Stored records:
______

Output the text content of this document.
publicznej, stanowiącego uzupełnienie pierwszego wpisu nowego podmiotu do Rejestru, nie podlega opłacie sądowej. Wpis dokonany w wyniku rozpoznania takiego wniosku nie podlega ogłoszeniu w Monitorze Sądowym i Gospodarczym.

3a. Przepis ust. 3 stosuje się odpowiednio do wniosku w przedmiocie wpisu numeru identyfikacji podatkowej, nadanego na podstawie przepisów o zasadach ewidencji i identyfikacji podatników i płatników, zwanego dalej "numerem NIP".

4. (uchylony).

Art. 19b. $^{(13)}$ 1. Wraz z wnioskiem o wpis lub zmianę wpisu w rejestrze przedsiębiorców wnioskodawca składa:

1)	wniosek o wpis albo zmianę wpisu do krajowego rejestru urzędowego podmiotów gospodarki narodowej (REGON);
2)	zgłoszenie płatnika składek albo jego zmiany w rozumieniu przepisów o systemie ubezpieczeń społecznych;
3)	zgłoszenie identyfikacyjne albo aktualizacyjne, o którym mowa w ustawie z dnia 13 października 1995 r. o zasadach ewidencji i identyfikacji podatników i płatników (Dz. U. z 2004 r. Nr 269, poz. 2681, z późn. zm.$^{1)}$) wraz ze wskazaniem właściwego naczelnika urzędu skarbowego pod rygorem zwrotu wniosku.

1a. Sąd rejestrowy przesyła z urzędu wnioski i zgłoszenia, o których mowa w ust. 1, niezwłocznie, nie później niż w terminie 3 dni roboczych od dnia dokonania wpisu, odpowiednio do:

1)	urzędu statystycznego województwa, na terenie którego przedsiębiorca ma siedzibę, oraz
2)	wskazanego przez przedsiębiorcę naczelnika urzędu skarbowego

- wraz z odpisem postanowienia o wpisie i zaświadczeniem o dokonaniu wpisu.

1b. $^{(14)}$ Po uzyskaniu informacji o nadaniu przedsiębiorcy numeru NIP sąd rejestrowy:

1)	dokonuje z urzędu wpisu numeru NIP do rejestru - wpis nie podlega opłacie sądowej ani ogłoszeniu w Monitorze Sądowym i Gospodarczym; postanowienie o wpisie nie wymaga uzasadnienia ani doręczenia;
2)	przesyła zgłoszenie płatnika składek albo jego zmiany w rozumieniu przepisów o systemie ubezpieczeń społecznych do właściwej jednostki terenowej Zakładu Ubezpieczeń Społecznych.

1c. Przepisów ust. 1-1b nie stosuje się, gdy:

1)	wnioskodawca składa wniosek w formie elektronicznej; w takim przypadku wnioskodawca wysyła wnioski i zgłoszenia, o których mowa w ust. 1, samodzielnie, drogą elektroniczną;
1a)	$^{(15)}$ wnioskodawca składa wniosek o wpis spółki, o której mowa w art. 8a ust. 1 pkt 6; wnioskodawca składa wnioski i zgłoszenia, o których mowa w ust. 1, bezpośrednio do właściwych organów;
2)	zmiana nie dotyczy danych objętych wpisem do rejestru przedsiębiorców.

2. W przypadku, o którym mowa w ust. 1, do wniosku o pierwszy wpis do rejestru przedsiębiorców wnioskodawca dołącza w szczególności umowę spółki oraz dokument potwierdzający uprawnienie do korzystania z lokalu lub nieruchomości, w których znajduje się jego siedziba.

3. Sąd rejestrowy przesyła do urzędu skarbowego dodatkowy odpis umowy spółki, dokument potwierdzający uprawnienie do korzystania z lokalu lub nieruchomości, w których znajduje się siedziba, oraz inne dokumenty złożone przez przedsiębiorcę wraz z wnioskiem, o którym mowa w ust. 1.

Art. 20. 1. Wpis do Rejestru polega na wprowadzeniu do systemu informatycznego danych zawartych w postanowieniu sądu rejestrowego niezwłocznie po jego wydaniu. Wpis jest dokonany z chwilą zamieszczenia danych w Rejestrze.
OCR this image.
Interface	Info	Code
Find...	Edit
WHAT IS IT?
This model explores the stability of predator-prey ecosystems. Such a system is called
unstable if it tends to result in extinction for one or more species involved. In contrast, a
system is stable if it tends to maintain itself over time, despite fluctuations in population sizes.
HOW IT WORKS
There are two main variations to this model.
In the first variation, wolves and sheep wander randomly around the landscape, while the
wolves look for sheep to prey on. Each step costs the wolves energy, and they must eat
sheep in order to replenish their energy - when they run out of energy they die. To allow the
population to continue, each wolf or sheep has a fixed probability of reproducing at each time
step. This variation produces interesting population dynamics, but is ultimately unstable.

______

## [REQUIRED TASK]
Quote every entry exactly.

## [FULL ANSWER]
Output the text content of this document.
publicznej, stanowiącego uzupełnienie pierwszego wpisu nowego podmiotu do Rejestru, nie podlega opłacie sądowej. Wpis dokonany w wyniku rozpoznania takiego wniosku nie podlega ogłoszeniu w Monitorze Sądowym i Gospodarczym.

3a. Przepis ust. 3 stosuje się odpowiednio do wniosku w przedmiocie wpisu numeru identyfikacji podatkowej, nadanego na podstawie przepisów o zasadach ewidencji i identyfikacji podatników i płatników, zwanego dalej "numerem NIP".

4. (uchylony).

Art. 19b. $^{(13)}$ 1. Wraz z wnioskiem o wpis lub zmianę wpisu w rejestrze przedsiębiorców wnioskodawca składa:

1)	wniosek o wpis albo zmianę wpisu do krajowego rejestru urzędowego podmiotów gospodarki narodowej (REGON);
2)	zgłoszenie płatnika składek albo jego zmiany w rozumieniu przepisów o systemie ubezpieczeń społecznych;
3)	zgłoszenie identyfikacyjne albo aktualizacyjne, o którym mowa w ustawie z dnia 13 października 1995 r. o zasadach ewidencji i identyfikacji podatników i płatników (Dz. U. z 2004 r. Nr 269, poz. 2681, z późn. zm.$^{1)}$) wraz ze wskazaniem właściwego naczelnika urzędu skarbowego pod rygorem zwrotu wniosku.

1a. Sąd rejestrowy przesyła z urzędu wnioski i zgłoszenia, o których mowa w ust. 1, niezwłocznie, nie później niż w terminie 3 dni roboczych od dnia dokonania wpisu, odpowiednio do:

1)	urzędu statystycznego województwa, na terenie którego przedsiębiorca ma siedzibę, oraz
2)	wskazanego przez przedsiębiorcę naczelnika urzędu skarbowego

- wraz z odpisem postanowienia o wpisie i zaświadczeniem o dokonaniu wpisu.

1b. $^{(14)}$ Po uzyskaniu informacji o nadaniu przedsiębiorcy numeru NIP sąd rejestrowy:

1)	dokonuje z urzędu wpisu numeru NIP do rejestru - wpis nie podlega opłacie sądowej ani ogłoszeniu w Monitorze Sądowym i Gospodarczym; postanowienie o wpisie nie wymaga uzasadnienia ani doręczenia;
2)	przesyła zgłoszenie płatnika składek albo jego zmiany w rozumieniu przepisów o systemie ubezpieczeń społecznych do właściwej jednostki terenowej Zakładu Ubezpieczeń Społecznych.

1c. Przepisów ust. 1-1b nie stosuje się, gdy:

1)	wnioskodawca składa wniosek w formie elektronicznej; w takim przypadku wnioskodawca wysyła wnioski i zgłoszenia, o których mowa w ust. 1, samodzielnie, drogą elektroniczną;
1a)	$^{(15)}$ wnioskodawca składa wniosek o wpis spółki, o której mowa w art. 8a ust. 1 pkt 6; wnioskodawca składa wnioski i zgłoszenia, o których mowa w ust. 1, bezpośrednio do właściwych organów;
2)	zmiana nie dotyczy danych objętych wpisem do rejestru przedsiębiorców.

2. W przypadku, o którym mowa w ust. 1, do wniosku o pierwszy wpis do rejestru przedsiębiorców wnioskodawca dołącza w szczególności umowę spółki oraz dokument potwierdzający uprawnienie do korzystania z lokalu lub nieruchomości, w których znajduje się jego siedziba.

3. Sąd rejestrowy przesyła do urzędu skarbowego dodatkowy odpis umowy spółki, dokument potwierdzający uprawnienie do korzystania z lokalu lub nieruchomości, w których znajduje się siedziba, oraz inne dokumenty złożone przez przedsiębiorcę wraz z wnioskiem, o którym mowa w ust. 1.

Art. 20. 1. Wpis do Rejestru polega na wprowadzeniu do systemu informatycznego danych zawartych w postanowieniu sądu rejestrowego niezwłocznie po jego wydaniu. Wpis jest dokonany z chwilą zamieszczenia danych w Rejestrze.
OCR this image.
Interface	Info	Code
Find...	Edit
WHAT IS IT?
This model explores the stability of predator-prey ecosystems. Such a system is called
unstable if it tends to result in extinction for one or more species involved. In contrast, a
system is stable if it tends to maintain itself over time, despite fluctuations in population sizes.
HOW IT WORKS
There are two main variations to this model.
In the first variation, wolves and sheep wander randomly around the landscape, while the
wolves look for sheep to prey on. Each step costs the wolves energy, and they must eat
sheep in order to replenish their energy - when they run out of energy they die. To allow the
population to continue, each wolf or sheep has a fixed probability of reproducing at each time
step. This variation produces interesting population dynamics, but is ultimately unstable.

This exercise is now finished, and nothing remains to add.